● EXERCISE BRIEF
Render the following material again verbatim, leaving nothing out.

● STORED ROWS
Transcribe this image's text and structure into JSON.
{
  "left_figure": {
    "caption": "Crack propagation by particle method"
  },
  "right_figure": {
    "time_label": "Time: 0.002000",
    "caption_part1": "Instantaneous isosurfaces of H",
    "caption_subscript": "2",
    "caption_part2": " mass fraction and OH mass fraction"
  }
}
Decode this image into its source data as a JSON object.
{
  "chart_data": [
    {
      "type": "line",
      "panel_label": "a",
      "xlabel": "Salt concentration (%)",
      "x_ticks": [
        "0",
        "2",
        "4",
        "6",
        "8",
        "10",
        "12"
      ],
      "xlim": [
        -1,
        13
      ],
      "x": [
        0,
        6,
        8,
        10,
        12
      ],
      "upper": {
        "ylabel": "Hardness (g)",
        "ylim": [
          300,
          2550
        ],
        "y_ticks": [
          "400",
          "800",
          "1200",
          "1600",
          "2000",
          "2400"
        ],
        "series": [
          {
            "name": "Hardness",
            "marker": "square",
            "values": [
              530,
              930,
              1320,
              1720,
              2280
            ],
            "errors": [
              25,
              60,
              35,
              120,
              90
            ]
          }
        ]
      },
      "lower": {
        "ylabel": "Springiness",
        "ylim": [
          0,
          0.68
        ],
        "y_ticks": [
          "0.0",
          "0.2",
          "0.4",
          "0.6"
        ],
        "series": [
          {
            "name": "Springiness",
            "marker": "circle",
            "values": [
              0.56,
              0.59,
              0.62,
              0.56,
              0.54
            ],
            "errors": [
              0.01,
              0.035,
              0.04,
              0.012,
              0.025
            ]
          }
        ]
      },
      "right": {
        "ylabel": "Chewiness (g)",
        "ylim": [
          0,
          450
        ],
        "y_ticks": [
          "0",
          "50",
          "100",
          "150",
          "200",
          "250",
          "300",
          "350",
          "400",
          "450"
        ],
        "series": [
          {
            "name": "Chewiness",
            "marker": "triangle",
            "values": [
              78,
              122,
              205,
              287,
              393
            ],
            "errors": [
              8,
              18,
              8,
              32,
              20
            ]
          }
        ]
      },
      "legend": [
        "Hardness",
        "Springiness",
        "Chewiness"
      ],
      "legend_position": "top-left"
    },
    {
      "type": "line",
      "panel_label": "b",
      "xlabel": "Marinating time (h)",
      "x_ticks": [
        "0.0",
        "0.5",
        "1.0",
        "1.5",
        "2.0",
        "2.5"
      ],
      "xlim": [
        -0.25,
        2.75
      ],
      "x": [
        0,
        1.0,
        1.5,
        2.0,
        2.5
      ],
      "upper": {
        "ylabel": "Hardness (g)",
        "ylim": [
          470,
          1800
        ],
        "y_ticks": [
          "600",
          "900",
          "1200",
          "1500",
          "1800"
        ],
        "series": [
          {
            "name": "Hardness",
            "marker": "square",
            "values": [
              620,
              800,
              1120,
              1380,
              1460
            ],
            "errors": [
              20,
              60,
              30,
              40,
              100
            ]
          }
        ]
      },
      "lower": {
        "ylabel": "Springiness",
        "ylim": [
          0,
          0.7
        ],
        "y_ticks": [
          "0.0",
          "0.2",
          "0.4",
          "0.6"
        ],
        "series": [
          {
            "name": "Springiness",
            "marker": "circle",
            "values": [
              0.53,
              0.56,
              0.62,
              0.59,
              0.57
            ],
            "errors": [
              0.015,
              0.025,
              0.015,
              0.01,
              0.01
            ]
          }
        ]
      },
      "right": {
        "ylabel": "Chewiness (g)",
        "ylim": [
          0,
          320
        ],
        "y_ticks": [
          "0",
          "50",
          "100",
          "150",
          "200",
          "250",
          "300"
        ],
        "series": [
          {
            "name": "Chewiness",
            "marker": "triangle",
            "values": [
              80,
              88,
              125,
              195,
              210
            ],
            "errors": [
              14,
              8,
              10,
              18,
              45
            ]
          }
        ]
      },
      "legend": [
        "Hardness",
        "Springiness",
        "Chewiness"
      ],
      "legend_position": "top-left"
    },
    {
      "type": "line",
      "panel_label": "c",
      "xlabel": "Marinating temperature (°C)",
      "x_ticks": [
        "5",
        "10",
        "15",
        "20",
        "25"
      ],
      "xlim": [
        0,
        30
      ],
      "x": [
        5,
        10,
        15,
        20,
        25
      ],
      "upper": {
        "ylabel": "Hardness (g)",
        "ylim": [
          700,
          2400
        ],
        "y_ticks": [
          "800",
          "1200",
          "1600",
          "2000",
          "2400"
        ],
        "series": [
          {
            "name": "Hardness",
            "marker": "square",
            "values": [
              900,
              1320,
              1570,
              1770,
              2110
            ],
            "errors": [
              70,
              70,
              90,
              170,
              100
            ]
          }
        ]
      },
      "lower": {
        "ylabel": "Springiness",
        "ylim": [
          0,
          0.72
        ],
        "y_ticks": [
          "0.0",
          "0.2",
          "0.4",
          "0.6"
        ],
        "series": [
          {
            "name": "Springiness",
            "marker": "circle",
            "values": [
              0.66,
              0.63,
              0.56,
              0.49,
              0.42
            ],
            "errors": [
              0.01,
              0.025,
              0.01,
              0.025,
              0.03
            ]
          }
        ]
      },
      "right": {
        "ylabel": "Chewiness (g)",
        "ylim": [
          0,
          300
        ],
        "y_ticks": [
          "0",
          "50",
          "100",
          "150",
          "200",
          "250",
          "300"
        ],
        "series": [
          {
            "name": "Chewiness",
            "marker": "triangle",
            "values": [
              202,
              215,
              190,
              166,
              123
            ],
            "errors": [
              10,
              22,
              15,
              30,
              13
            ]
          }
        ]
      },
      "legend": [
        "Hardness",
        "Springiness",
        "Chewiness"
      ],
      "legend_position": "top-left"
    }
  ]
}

● FINISHED EXERCISE
Transcribe this image's text and structure into JSON.
{
  "left_figure": {
    "caption": "Crack propagation by particle method"
  },
  "right_figure": {
    "time_label": "Time: 0.002000",
    "caption_part1": "Instantaneous isosurfaces of H",
    "caption_subscript": "2",
    "caption_part2": " mass fraction and OH mass fraction"
  }
}
Decode this image into its source data as a JSON object.
{
  "chart_data": [
    {
      "type": "line",
      "panel_label": "a",
      "xlabel": "Salt concentration (%)",
      "x_ticks": [
        "0",
        "2",
        "4",
        "6",
        "8",
        "10",
        "12"
      ],
      "xlim": [
        -1,
        13
      ],
      "x": [
        0,
        6,
        8,
        10,
        12
      ],
      "upper": {
        "ylabel": "Hardness (g)",
        "ylim": [
          300,
          2550
        ],
        "y_ticks": [
          "400",
          "800",
          "1200",
          "1600",
          "2000",
          "2400"
        ],
        "series": [
          {
            "name": "Hardness",
            "marker": "square",
            "values": [
              530,
              930,
              1320,
              1720,
              2280
            ],
            "errors": [
              25,
              60,
              35,
              120,
              90
            ]
          }
        ]
      },
      "lower": {
        "ylabel": "Springiness",
        "ylim": [
          0,
          0.68
        ],
        "y_ticks": [
          "0.0",
          "0.2",
          "0.4",
          "0.6"
        ],
        "series": [
          {
            "name": "Springiness",
            "marker": "circle",
            "values": [
              0.56,
              0.59,
              0.62,
              0.56,
              0.54
            ],
            "errors": [
              0.01,
              0.035,
              0.04,
              0.012,
              0.025
            ]
          }
        ]
      },
      "right": {
        "ylabel": "Chewiness (g)",
        "ylim": [
          0,
          450
        ],
        "y_ticks": [
          "0",
          "50",
          "100",
          "150",
          "200",
          "250",
          "300",
          "350",
          "400",
          "450"
        ],
        "series": [
          {
            "name": "Chewiness",
            "marker": "triangle",
            "values": [
              78,
              122,
              205,
              287,
              393
            ],
            "errors": [
              8,
              18,
              8,
              32,
              20
            ]
          }
        ]
      },
      "legend": [
        "Hardness",
        "Springiness",
        "Chewiness"
      ],
      "legend_position": "top-left"
    },
    {
      "type": "line",
      "panel_label": "b",
      "xlabel": "Marinating time (h)",
      "x_ticks": [
        "0.0",
        "0.5",
        "1.0",
        "1.5",
        "2.0",
        "2.5"
      ],
      "xlim": [
        -0.25,
        2.75
      ],
      "x": [
        0,
        1.0,
        1.5,
        2.0,
        2.5
      ],
      "upper": {
        "ylabel": "Hardness (g)",
        "ylim": [
          470,
          1800
        ],
        "y_ticks": [
          "600",
          "900",
          "1200",
          "1500",
          "1800"
        ],
        "series": [
          {
            "name": "Hardness",
            "marker": "square",
            "values": [
              620,
              800,
              1120,
              1380,
              1460
            ],
            "errors": [
              20,
              60,
              30,
              40,
              100
            ]
          }
        ]
      },
      "lower": {
        "ylabel": "Springiness",
        "ylim": [
          0,
          0.7
        ],
        "y_ticks": [
          "0.0",
          "0.2",
          "0.4",
          "0.6"
        ],
        "series": [
          {
            "name": "Springiness",
            "marker": "circle",
            "values": [
              0.53,
              0.56,
              0.62,
              0.59,
              0.57
            ],
            "errors": [
              0.015,
              0.025,
              0.015,
              0.01,
              0.01
            ]
          }
        ]
      },
      "right": {
        "ylabel": "Chewiness (g)",
        "ylim": [
          0,
          320
        ],
        "y_ticks": [
          "0",
          "50",
          "100",
          "150",
          "200",
          "250",
          "300"
        ],
        "series": [
          {
            "name": "Chewiness",
            "marker": "triangle",
            "values": [
              80,
              88,
              125,
              195,
              210
            ],
            "errors": [
              14,
              8,
              10,
              18,
              45
            ]
          }
        ]
      },
      "legend": [
        "Hardness",
        "Springiness",
        "Chewiness"
      ],
      "legend_position": "top-left"
    },
    {
      "type": "line",
      "panel_label": "c",
      "xlabel": "Marinating temperature (°C)",
      "x_ticks": [
        "5",
        "10",
        "15",
        "20",
        "25"
      ],
      "xlim": [
        0,
        30
      ],
      "x": [
        5,
        10,
        15,
        20,
        25
      ],
      "upper": {
        "ylabel": "Hardness (g)",
        "ylim": [
          700,
          2400
        ],
        "y_ticks": [
          "800",
          "1200",
          "1600",
          "2000",
          "2400"
        ],
        "series": [
          {
            "name": "Hardness",
            "marker": "square",
            "values": [
              900,
              1320,
              1570,
              1770,
              2110
            ],
            "errors": [
              70,
              70,
              90,
              170,
              100
            ]
          }
        ]
      },
      "lower": {
        "ylabel": "Springiness",
        "ylim": [
          0,
          0.72
        ],
        "y_ticks": [
          "0.0",
          "0.2",
          "0.4",
          "0.6"
        ],
        "series": [
          {
            "name": "Springiness",
            "marker": "circle",
            "values": [
              0.66,
              0.63,
              0.56,
              0.49,
              0.42
            ],
            "errors": [
              0.01,
              0.025,
              0.01,
              0.025,
              0.03
            ]
          }
        ]
      },
      "right": {
        "ylabel": "Chewiness (g)",
        "ylim": [
          0,
          300
        ],
        "y_ticks": [
          "0",
          "50",
          "100",
          "150",
          "200",
          "250",
          "300"
        ],
        "series": [
          {
            "name": "Chewiness",
            "marker": "triangle",
            "values": [
              202,
              215,
              190,
              166,
              123
            ],
            "errors": [
              10,
              22,
              15,
              30,
              13
            ]
          }
        ]
      },
      "legend": [
        "Hardness",
        "Springiness",
        "Chewiness"
      ],
      "legend_position": "top-left"
    }
  ]
}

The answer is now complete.